• Task instructions: Find the lines below that contain the string "Tang". Copy each one.

'''

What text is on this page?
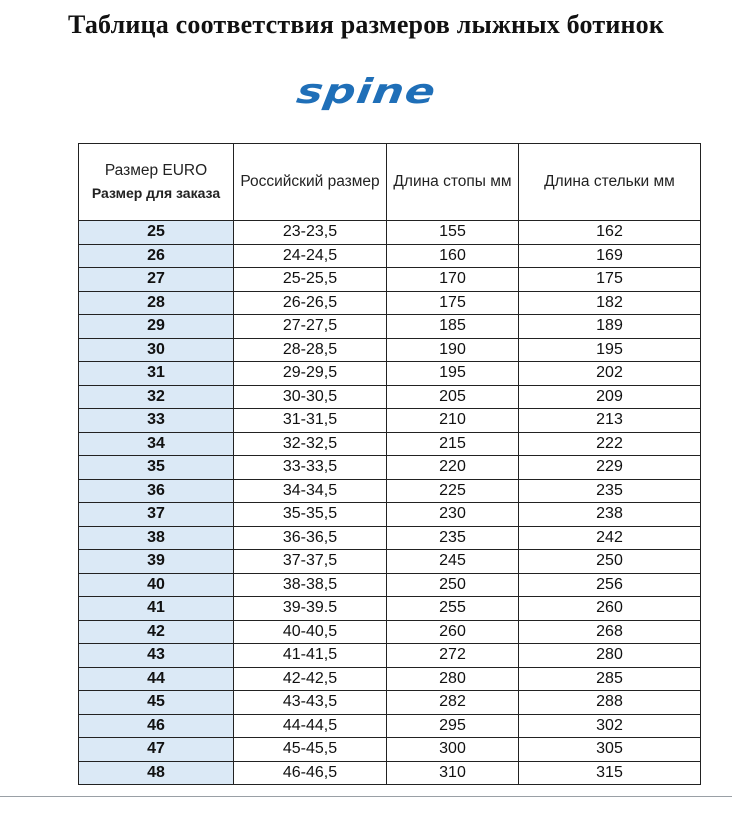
Таблица соответствия размеров лыжных ботинок
spine
Размер EURO
Размер для заказа	Российский размер	Длина стопы мм	Длина стельки мм
25	23-23,5	155	162
26	24-24,5	160	169
27	25-25,5	170	175
28	26-26,5	175	182
29	27-27,5	185	189
30	28-28,5	190	195
31	29-29,5	195	202
32	30-30,5	205	209
33	31-31,5	210	213
34	32-32,5	215	222
35	33-33,5	220	229
36	34-34,5	225	235
37	35-35,5	230	238
38	36-36,5	235	242
39	37-37,5	245	250
40	38-38,5	250	256
41	39-39.5	255	260
42	40-40,5	260	268
43	41-41,5	272	280
44	42-42,5	280	285
45	43-43,5	282	288
46	44-44,5	295	302
47	45-45,5	300	305
48	46-46,5	310	315
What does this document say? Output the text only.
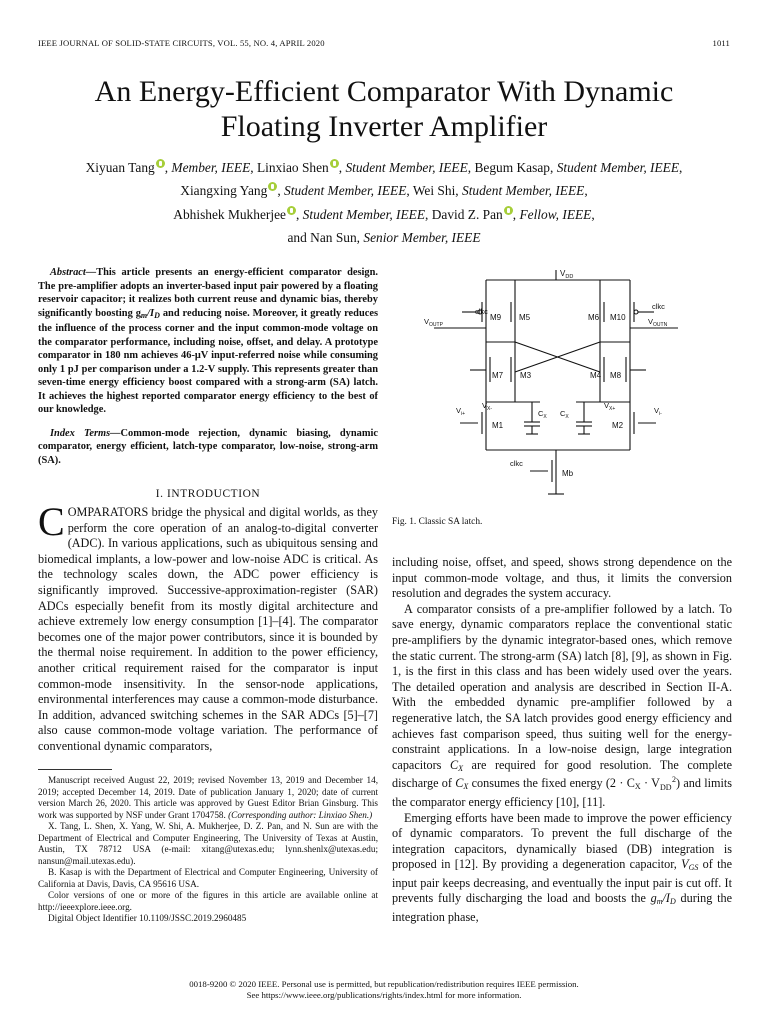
IEEE JOURNAL OF SOLID-STATE CIRCUITS, VOL. 55, NO. 4, APRIL 2020	1011
An Energy-Efficient Comparator With Dynamic
Floating Inverter Amplifier
Xiyuan Tang , Member, IEEE, Linxiao Shen , Student Member, IEEE, Begum Kasap, Student Member, IEEE,
Xiangxing Yang , Student Member, IEEE, Wei Shi, Student Member, IEEE,
Abhishek Mukherjee , Student Member, IEEE, David Z. Pan , Fellow, IEEE,
and Nan Sun, Senior Member, IEEE
Abstract—This article presents an energy-efficient comparator design. The pre-amplifier adopts an inverter-based input pair powered by a floating reservoir capacitor; it realizes both current reuse and dynamic bias, thereby significantly boosting gm/ID and reducing noise. Moreover, it greatly reduces the influence of the process corner and the input common-mode voltage on the comparator performance, including noise, offset, and delay. A prototype comparator in 180 nm achieves 46-μV input-referred noise while consuming only 1 pJ per comparison under a 1.2-V supply. This represents greater than seven-time energy efficiency boost compared with a strong-arm (SA) latch. It achieves the highest reported comparator energy efficiency to the best of our knowledge.
Index Terms—Common-mode rejection, dynamic biasing, dynamic comparator, energy efficient, latch-type comparator, low-noise, strong-arm (SA).
I. INTRODUCTION

COMPARATORS bridge the physical and digital worlds, as they perform the core operation of an analog-to-digital converter (ADC). In various applications, such as ubiquitous sensing and biomedical implants, a low-power and low-noise ADC is critical. As the technology scales down, the ADC power efficiency is significantly improved. Successive-approximation-register (SAR) ADCs especially benefit from its mostly digital architecture and achieve extremely low energy consumption [1]–[4]. The comparator becomes one of the major power contributors, since it is bounded by the thermal noise requirement. In addition to the power efficiency, another critical requirement raised for the comparator is input common-mode insensitivity. In the sensor-node applications, environmental interferences may cause a common-mode disturbance. In addition, advanced switching schemes in the SAR ADCs [5]–[7] also cause common-mode voltage variation. The performance of conventional dynamic comparators,

Manuscript received August 22, 2019; revised November 13, 2019 and December 14, 2019; accepted December 14, 2019. Date of publication January 1, 2020; date of current version March 26, 2020. This article was approved by Guest Editor Brian Ginsburg. This work was supported by NSF under Grant 1704758. (Corresponding author: Linxiao Shen.)

X. Tang, L. Shen, X. Yang, W. Shi, A. Mukherjee, D. Z. Pan, and N. Sun are with the Department of Electrical and Computer Engineering, The University of Texas at Austin, Austin, TX 78712 USA (e-mail: xitang@utexas.edu; lynn.shenlx@utexas.edu; nansun@mail.utexas.edu).

B. Kasap is with the Department of Electrical and Computer Engineering, University of California at Davis, Davis, CA 95616 USA.

Color versions of one or more of the figures in this article are available online at http://ieeexplore.ieee.org.

Digital Object Identifier 10.1109/JSSC.2019.2960485

$V_{DD}$
clkc
M9 M5
clkc
M6 M10
$V_{OUTP}$	$V_{OUTN}$
M7 M3	M4 M8
$V_{X-}$	$V_{X+}$
$C_X$ $C_X$
$V_{i+}$	$V_{i-}$
M1	M2
clkc
Mb
Fig. 1. Classic SA latch.

including noise, offset, and speed, shows strong dependence on the input common-mode voltage, and thus, it limits the conversion resolution and degrades the system accuracy.

A comparator consists of a pre-amplifier followed by a latch. To save energy, dynamic comparators replace the conventional static pre-amplifiers by the dynamic integrator-based ones, which remove the static current. The strong-arm (SA) latch [8], [9], as shown in Fig. 1, is the first in this class and has been widely used over the years. The detailed operation and analysis are described in Section II-A. With the embedded dynamic pre-amplifier followed by a regenerative latch, the SA latch provides good energy efficiency and achieves fast comparison speed, thus suiting well for the energy-constraint applications. In a low-noise design, large integration capacitors CX are required for good resolution. The complete discharge of CX consumes the fixed energy (2 · CX · V 2
DD ) and limits the comparator energy efficiency [10], [11].

Emerging efforts have been made to improve the power efficiency of dynamic comparators. To prevent the full discharge of the integration capacitors, dynamically biased (DB) integration is proposed in [12]. By providing a degeneration capacitor, VGS of the input pair keeps decreasing, and eventually the input pair is cut off. It prevents fully discharging the load and boosts the gm/ID during the integration phase,

0018-9200 © 2020 IEEE. Personal use is permitted, but republication/redistribution requires IEEE permission.
See https://www.ieee.org/publications/rights/index.html for more information.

'''

• Exercise answer:
Xiyuan Tang , Member, IEEE, Linxiao Shen , Student Member, IEEE, Begum Kasap, Student Member, IEEE,
X. Tang, L. Shen, X. Yang, W. Shi, A. Mukherjee, D. Z. Pan, and N. Sun are with the Department of Electrical and Computer Engineering, The University of Texas at Austin, Austin, TX 78712 USA (e-mail: xitang@utexas.edu; lynn.shenlx@utexas.edu; nansun@mail.utexas.edu).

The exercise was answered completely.